╔══
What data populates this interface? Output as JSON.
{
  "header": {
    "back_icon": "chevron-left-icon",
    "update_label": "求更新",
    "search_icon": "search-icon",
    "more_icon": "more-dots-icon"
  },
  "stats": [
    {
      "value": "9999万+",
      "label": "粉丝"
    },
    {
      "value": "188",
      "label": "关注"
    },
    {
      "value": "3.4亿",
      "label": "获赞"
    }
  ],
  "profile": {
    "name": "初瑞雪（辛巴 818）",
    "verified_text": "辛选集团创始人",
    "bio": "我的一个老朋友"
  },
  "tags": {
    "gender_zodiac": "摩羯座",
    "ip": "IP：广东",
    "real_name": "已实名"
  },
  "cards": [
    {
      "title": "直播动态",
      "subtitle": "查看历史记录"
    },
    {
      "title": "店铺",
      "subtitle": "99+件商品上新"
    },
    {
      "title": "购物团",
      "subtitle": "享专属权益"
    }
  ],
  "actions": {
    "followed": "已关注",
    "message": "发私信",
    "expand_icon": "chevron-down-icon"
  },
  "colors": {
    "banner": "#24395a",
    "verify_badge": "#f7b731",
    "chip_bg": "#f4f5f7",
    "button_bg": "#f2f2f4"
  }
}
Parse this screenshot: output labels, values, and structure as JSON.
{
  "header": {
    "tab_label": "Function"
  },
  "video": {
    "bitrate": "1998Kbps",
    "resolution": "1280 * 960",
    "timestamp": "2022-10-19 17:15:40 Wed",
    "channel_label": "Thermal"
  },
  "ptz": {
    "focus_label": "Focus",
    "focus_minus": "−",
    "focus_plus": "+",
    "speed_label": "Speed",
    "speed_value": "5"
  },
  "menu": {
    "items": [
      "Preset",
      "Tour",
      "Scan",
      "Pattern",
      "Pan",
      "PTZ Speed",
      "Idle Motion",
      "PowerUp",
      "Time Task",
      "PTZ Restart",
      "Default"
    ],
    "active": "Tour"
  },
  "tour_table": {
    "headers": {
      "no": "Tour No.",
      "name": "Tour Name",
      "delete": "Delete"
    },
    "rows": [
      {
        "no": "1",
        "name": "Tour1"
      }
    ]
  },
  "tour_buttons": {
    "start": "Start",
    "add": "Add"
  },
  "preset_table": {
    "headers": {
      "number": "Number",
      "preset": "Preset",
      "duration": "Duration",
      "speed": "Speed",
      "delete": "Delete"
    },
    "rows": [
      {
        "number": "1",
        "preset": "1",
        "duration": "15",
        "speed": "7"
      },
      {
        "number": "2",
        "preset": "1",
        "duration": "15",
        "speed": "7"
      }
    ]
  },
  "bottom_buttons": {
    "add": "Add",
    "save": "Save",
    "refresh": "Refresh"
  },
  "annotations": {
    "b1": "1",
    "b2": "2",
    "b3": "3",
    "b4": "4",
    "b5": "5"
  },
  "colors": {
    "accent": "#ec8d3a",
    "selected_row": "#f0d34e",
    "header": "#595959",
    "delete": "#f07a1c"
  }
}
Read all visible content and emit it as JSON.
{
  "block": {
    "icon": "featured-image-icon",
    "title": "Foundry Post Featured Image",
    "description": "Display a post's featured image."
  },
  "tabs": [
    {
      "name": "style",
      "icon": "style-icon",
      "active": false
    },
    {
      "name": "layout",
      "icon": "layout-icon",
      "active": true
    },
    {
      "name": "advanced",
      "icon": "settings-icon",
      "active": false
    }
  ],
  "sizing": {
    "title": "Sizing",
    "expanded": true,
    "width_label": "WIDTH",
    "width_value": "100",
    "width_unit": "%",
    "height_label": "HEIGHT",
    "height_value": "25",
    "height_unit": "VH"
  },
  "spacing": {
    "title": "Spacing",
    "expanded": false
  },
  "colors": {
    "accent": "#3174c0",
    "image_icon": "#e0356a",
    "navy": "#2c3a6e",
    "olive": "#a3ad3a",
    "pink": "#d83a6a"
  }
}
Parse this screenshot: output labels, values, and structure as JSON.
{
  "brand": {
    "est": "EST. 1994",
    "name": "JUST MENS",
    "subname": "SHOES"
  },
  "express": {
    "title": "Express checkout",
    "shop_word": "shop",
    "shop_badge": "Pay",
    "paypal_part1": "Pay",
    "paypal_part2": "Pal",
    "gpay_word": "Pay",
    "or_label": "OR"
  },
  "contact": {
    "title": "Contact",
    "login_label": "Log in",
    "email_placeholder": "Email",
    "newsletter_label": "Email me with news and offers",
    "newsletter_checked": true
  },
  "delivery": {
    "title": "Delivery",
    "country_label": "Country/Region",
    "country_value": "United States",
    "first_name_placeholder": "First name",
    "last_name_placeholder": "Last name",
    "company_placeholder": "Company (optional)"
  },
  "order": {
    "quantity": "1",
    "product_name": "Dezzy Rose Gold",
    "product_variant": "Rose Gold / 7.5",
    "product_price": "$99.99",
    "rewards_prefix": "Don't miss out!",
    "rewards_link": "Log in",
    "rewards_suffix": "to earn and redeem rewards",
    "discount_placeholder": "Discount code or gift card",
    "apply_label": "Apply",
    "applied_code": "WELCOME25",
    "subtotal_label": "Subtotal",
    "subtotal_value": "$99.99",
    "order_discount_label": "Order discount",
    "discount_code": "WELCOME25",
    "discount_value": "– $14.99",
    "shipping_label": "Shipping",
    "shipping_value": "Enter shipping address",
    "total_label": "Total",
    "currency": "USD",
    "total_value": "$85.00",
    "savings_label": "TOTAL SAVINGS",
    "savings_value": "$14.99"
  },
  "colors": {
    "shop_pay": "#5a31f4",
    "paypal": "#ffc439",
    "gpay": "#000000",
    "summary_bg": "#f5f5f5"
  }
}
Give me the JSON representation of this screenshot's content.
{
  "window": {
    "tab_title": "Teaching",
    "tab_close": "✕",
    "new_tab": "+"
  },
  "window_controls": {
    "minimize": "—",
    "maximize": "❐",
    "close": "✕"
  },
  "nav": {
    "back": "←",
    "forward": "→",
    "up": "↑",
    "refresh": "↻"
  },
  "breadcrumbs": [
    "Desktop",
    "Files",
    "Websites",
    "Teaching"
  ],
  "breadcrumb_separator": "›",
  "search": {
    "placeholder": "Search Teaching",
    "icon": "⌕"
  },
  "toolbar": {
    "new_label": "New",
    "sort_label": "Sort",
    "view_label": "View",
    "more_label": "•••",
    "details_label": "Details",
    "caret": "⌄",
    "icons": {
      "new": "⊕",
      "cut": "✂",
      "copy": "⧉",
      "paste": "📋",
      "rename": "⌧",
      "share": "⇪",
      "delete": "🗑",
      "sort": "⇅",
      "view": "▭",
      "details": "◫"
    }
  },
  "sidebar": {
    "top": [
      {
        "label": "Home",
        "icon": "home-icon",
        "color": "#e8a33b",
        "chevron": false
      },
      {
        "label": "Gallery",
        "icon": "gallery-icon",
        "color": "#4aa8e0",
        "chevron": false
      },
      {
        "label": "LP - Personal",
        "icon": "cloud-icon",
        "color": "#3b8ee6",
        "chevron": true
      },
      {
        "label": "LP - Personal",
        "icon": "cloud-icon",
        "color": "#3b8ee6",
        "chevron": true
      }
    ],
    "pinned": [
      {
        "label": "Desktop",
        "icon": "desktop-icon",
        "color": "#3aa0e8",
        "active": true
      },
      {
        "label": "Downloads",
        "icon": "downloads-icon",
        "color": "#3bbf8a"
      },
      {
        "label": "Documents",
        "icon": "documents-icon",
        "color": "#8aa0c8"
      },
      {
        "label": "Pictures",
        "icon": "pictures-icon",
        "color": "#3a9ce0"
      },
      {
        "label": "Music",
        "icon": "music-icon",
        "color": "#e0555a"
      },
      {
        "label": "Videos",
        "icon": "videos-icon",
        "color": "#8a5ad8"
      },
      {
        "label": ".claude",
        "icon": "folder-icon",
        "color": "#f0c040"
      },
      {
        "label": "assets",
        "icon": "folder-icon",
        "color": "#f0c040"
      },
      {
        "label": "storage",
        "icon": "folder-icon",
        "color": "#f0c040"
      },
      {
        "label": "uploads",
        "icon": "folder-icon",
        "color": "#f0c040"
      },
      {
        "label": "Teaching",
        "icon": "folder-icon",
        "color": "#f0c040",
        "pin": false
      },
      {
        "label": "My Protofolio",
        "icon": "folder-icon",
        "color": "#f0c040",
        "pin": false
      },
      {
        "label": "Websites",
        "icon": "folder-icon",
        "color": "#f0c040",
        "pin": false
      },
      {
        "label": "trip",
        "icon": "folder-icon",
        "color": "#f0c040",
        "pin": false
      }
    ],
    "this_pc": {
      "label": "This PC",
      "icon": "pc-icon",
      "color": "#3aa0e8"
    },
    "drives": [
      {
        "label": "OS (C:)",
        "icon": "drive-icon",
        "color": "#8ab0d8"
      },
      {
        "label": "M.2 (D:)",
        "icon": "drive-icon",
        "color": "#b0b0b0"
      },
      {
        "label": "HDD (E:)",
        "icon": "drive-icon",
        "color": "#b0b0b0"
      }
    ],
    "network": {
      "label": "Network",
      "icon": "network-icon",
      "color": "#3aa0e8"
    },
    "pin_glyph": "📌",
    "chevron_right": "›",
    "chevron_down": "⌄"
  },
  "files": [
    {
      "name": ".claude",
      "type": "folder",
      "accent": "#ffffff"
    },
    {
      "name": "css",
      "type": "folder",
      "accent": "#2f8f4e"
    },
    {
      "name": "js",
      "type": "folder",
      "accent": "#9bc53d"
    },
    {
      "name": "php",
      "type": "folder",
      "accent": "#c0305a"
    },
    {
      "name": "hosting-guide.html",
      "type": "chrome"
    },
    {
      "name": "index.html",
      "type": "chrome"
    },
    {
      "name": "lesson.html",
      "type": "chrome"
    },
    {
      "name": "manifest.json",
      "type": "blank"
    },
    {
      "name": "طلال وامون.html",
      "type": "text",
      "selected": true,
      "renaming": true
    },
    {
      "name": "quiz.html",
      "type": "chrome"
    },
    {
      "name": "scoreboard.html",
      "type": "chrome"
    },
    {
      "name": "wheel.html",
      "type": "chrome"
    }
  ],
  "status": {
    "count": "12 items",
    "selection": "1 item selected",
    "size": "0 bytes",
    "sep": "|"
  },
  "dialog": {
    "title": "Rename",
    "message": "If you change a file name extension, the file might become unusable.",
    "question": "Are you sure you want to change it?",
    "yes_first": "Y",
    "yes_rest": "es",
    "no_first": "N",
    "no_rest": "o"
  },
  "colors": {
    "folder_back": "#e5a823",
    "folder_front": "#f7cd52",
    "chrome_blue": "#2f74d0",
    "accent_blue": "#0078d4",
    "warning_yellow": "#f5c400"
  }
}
╚══
- _EXERCISE AIM_
Extract from the data every line where "message" shows up.

- _TASK SOLUTION_
    "message": "发私信",
    "message": "If you change a file name extension, the file might become unusable.",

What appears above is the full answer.